=== Short problem ===
Reading the listing below, count the lines that contain the word "آسان" and give that count alone.

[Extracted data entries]
:::

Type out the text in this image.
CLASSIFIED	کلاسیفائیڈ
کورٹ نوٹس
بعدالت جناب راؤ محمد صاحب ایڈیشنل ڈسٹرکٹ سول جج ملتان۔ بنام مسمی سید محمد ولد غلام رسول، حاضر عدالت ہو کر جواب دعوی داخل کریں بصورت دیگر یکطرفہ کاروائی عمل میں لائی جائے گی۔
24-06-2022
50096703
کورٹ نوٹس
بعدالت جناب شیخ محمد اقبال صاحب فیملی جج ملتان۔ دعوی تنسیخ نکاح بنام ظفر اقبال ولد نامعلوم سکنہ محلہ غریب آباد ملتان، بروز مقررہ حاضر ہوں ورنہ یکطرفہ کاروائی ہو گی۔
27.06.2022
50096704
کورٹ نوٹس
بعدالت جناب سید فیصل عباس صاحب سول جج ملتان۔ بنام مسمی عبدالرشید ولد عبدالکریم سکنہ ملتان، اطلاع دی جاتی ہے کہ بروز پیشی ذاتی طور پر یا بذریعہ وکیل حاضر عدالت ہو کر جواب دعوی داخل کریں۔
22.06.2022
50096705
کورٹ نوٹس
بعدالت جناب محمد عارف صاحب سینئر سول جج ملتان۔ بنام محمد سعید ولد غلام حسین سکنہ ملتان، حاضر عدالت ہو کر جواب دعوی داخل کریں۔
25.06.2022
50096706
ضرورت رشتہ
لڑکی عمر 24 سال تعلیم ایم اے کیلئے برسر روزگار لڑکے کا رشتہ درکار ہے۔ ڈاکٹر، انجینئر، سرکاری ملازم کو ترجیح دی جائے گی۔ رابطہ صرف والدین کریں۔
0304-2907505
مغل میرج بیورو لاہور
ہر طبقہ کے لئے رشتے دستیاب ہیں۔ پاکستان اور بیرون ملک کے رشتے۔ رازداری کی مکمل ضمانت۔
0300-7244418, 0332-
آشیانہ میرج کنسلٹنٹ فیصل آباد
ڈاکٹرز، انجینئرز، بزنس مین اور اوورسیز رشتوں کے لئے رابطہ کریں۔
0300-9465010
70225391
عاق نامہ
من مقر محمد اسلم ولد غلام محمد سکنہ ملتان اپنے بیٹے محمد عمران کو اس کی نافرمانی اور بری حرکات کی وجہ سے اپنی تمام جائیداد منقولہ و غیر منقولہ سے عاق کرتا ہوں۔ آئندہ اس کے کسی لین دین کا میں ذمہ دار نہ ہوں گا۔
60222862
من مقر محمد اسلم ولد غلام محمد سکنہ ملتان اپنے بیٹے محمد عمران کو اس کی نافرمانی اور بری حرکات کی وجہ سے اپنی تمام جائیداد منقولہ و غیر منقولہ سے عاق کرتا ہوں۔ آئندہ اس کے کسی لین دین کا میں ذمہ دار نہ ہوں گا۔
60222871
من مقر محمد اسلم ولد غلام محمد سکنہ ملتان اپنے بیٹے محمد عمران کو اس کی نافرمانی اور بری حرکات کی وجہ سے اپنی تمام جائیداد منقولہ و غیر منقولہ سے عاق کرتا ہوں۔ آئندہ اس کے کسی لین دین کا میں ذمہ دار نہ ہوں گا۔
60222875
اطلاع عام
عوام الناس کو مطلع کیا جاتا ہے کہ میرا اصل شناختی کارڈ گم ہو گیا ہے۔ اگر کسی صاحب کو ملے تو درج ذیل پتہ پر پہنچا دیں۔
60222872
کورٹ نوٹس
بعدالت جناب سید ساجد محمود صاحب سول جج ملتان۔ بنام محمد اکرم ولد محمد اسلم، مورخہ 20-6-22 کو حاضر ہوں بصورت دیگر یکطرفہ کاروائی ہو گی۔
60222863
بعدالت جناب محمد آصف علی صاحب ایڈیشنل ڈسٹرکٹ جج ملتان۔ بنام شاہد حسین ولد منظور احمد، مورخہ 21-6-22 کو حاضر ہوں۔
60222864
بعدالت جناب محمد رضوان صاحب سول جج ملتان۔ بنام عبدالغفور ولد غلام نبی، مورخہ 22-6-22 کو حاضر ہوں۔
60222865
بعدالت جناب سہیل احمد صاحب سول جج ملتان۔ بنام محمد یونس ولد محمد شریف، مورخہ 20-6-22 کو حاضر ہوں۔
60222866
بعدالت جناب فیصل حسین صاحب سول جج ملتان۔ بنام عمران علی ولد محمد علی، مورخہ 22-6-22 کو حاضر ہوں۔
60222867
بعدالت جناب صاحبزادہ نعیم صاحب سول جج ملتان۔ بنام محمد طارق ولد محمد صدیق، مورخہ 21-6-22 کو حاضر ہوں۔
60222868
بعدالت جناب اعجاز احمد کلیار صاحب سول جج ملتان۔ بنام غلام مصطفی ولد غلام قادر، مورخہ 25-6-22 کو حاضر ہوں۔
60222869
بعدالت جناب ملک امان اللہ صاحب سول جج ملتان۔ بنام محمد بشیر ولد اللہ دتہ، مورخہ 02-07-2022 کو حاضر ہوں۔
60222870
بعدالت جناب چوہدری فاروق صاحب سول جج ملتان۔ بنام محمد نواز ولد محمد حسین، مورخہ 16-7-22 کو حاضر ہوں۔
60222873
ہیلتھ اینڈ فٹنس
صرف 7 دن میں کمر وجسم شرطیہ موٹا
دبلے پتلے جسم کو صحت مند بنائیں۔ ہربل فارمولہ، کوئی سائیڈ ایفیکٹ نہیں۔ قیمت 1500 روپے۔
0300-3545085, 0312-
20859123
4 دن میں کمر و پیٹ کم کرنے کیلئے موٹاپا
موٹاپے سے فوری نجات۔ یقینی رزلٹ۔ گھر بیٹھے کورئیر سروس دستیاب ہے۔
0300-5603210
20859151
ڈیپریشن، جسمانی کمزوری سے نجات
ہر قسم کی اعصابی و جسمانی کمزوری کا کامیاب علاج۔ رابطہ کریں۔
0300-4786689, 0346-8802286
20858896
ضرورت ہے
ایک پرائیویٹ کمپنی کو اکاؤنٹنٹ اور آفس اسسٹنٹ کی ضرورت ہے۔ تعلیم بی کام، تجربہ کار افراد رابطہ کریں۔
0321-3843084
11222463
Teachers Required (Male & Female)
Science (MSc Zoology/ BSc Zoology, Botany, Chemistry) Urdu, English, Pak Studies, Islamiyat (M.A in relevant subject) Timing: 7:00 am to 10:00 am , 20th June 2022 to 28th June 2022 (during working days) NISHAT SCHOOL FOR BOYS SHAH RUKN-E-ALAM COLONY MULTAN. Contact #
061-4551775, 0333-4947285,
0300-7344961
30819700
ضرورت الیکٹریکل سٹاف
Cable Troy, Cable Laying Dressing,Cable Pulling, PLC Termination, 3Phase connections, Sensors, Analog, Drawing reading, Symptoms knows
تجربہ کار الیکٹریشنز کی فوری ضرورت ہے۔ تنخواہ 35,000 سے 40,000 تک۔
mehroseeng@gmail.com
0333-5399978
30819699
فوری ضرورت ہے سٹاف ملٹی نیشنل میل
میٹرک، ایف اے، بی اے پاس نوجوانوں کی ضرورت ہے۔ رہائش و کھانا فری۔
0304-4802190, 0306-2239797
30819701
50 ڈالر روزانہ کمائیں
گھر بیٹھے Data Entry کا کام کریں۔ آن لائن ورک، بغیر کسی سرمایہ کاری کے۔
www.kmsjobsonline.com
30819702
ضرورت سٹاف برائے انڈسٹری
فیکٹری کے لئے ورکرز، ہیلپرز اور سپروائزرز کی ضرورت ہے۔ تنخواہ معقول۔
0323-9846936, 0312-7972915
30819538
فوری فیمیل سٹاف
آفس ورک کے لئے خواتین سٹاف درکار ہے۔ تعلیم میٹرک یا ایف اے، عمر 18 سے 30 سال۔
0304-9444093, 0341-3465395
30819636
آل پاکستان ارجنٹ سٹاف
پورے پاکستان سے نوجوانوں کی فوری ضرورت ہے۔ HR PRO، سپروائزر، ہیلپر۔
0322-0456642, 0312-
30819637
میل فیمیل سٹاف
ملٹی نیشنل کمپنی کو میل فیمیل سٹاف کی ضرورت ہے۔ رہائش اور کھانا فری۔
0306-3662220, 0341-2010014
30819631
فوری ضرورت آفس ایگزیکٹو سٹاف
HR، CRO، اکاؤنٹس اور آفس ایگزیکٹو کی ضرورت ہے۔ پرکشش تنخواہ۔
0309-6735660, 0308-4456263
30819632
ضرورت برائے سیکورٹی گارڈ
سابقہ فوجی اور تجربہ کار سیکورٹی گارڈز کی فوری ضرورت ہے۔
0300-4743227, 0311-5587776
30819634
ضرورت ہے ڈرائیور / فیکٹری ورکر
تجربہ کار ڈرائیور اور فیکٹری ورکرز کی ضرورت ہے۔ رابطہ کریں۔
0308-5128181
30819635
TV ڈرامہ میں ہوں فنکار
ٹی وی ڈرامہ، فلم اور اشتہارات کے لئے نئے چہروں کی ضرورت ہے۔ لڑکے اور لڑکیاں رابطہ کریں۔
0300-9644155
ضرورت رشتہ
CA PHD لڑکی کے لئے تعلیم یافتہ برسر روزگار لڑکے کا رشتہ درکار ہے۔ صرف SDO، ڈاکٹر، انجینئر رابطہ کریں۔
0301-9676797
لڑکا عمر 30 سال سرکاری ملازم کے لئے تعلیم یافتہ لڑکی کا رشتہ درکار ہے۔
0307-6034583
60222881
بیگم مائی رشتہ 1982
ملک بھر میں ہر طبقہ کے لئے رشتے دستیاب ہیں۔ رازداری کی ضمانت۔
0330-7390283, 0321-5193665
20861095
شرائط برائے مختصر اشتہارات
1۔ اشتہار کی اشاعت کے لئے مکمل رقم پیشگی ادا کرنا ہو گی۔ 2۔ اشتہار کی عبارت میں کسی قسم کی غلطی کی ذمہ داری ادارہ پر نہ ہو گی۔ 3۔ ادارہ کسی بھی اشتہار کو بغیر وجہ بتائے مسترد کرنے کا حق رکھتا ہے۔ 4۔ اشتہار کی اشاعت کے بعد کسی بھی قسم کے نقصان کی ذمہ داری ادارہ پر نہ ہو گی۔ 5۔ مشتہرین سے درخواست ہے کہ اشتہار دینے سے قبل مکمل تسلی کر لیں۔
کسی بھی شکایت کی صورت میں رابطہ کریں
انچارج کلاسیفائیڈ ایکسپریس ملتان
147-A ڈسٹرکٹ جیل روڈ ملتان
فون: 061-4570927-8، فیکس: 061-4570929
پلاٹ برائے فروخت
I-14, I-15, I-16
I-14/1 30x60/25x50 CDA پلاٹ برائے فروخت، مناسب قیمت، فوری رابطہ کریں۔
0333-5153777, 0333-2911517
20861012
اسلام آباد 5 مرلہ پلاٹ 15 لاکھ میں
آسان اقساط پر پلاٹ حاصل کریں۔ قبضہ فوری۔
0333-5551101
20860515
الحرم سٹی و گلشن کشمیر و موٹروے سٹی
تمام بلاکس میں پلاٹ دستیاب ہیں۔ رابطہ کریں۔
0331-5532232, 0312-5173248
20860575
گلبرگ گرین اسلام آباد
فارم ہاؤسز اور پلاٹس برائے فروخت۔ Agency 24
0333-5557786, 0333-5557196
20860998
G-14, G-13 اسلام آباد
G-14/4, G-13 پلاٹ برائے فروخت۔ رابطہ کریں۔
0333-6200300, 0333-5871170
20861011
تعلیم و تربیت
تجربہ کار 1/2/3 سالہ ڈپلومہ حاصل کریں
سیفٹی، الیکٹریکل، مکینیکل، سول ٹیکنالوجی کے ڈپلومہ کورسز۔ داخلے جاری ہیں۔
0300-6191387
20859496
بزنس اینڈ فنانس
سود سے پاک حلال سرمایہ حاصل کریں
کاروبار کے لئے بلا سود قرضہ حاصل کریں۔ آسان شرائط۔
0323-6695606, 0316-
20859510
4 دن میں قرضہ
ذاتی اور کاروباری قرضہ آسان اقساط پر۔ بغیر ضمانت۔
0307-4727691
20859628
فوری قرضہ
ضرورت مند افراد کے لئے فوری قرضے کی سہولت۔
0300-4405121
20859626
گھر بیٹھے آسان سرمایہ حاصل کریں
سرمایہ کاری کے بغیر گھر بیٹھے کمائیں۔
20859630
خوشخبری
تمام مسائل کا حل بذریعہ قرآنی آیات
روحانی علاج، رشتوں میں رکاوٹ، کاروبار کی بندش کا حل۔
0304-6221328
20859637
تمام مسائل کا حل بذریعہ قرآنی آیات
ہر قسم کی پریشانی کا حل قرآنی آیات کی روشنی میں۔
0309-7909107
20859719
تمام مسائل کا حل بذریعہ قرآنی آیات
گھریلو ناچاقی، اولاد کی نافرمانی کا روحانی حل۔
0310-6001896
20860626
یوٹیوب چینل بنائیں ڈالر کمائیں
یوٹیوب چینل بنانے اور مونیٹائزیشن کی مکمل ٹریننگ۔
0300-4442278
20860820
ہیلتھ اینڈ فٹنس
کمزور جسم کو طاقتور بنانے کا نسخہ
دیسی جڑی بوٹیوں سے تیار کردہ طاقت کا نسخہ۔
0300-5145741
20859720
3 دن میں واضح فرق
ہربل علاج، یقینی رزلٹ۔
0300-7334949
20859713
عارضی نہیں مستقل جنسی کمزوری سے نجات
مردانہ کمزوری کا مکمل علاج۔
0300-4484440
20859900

:::

=== Exercise result ===
4